Information provided:
** Begin **
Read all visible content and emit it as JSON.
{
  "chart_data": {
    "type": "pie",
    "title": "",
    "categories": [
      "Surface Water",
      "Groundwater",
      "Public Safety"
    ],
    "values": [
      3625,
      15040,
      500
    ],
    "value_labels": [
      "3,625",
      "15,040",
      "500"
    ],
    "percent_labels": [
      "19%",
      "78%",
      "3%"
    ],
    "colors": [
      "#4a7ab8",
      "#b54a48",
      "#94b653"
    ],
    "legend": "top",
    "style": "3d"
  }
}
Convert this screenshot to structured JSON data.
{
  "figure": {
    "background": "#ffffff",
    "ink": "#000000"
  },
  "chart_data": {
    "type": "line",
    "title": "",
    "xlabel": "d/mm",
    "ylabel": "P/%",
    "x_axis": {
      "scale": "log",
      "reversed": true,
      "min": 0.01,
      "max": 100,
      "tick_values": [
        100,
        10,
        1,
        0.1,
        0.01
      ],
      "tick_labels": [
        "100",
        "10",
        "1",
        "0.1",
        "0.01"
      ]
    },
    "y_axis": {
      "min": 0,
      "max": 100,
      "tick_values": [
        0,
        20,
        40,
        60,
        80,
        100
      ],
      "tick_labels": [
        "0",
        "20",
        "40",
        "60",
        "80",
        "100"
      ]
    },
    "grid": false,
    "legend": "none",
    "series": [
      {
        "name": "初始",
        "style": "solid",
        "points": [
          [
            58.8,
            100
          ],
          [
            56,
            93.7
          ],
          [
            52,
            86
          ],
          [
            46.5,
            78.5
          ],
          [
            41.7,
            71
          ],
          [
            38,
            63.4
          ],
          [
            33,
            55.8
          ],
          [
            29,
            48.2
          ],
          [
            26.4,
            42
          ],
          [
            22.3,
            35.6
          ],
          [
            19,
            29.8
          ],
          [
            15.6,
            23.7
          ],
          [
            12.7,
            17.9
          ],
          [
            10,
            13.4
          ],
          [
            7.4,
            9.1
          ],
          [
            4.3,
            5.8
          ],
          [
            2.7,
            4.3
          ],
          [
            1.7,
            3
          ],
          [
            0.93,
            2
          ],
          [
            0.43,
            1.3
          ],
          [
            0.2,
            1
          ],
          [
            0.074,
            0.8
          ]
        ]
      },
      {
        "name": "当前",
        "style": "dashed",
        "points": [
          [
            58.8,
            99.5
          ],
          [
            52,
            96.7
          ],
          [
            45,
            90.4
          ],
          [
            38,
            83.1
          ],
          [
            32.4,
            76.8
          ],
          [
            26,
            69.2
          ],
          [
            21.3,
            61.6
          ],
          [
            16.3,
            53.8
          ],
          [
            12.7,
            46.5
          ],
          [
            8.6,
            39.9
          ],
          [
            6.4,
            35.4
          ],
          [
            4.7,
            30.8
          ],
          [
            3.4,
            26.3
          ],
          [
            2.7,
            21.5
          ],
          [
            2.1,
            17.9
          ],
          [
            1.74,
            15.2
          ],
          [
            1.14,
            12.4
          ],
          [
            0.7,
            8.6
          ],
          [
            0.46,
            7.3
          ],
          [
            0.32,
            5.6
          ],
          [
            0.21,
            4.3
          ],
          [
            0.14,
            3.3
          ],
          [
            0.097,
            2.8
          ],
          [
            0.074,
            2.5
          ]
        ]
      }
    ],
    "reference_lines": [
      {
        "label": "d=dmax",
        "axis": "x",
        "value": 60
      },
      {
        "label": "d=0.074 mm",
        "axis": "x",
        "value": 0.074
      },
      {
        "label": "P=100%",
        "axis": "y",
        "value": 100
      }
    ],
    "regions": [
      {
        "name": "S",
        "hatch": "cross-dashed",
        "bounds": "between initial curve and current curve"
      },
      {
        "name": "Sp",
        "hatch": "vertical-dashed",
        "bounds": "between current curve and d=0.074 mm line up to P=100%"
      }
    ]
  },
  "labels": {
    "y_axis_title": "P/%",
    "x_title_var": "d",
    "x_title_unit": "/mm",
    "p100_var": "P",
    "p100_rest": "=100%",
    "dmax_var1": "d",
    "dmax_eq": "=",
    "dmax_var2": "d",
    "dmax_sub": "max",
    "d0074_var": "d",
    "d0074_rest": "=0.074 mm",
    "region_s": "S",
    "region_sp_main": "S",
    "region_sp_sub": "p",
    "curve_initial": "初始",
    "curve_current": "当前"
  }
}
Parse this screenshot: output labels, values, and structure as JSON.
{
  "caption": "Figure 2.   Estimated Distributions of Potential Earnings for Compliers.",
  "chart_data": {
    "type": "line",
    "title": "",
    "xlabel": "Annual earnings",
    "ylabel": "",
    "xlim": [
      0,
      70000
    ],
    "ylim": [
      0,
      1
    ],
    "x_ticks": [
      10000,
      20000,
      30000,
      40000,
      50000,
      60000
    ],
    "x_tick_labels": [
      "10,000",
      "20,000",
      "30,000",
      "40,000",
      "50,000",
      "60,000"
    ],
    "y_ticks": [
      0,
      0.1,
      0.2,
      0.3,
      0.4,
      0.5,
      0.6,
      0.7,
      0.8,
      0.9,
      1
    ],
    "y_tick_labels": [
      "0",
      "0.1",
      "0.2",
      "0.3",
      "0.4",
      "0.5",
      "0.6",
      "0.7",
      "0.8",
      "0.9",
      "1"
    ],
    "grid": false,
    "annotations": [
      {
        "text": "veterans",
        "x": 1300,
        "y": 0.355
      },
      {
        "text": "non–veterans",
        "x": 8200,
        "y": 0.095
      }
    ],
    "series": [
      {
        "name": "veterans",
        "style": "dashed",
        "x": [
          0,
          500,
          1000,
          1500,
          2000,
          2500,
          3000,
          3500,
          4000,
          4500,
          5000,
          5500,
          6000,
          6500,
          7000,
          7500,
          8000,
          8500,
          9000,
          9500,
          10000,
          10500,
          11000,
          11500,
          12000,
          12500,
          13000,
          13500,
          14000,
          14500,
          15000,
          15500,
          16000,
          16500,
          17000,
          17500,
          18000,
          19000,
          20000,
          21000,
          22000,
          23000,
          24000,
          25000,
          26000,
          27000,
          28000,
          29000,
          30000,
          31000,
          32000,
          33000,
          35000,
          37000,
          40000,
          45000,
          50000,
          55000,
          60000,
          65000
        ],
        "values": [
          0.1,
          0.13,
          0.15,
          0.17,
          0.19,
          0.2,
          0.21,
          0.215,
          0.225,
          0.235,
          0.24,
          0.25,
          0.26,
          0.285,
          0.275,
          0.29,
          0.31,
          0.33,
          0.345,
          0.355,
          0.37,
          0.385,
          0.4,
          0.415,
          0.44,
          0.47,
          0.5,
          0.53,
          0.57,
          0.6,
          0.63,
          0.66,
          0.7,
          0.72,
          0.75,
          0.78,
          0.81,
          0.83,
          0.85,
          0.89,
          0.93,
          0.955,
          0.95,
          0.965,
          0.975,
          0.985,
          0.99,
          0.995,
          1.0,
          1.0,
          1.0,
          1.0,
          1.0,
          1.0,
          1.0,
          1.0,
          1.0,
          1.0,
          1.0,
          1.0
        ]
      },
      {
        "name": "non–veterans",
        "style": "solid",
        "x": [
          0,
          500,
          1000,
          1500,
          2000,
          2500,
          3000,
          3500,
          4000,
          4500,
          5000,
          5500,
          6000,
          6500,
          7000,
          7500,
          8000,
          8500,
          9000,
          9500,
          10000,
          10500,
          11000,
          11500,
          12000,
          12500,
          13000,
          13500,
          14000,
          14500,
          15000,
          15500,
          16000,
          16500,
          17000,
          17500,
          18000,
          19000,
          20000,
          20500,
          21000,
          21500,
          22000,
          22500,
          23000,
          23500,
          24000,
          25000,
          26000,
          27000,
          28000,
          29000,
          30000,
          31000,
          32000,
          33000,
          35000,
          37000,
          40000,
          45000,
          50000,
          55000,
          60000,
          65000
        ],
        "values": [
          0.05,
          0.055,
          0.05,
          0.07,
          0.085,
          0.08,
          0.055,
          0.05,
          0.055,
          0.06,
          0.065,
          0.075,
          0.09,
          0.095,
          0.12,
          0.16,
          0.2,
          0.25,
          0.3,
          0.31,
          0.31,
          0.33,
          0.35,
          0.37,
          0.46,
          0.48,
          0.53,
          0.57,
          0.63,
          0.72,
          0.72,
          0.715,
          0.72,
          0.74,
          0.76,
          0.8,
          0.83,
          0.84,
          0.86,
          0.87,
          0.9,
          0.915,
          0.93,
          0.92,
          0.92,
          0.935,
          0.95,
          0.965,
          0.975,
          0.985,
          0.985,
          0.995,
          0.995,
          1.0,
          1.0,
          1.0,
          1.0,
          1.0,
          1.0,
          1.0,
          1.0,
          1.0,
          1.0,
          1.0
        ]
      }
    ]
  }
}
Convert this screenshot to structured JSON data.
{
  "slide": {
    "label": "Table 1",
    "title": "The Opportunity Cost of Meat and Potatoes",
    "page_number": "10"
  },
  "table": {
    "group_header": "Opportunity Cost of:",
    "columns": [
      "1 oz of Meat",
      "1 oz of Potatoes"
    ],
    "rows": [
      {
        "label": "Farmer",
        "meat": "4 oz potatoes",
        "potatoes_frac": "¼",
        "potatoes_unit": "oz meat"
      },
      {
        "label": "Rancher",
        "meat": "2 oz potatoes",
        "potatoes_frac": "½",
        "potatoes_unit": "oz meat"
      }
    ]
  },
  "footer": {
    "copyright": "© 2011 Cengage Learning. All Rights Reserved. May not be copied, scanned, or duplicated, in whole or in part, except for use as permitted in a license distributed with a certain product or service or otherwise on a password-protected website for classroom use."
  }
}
** End **
Goal: Copy out every line from the material above in which the word "Opportunity" appears.

Task answer:
    "title": "The Opportunity Cost of Meat and Potatoes",
    "group_header": "Opportunity Cost of:",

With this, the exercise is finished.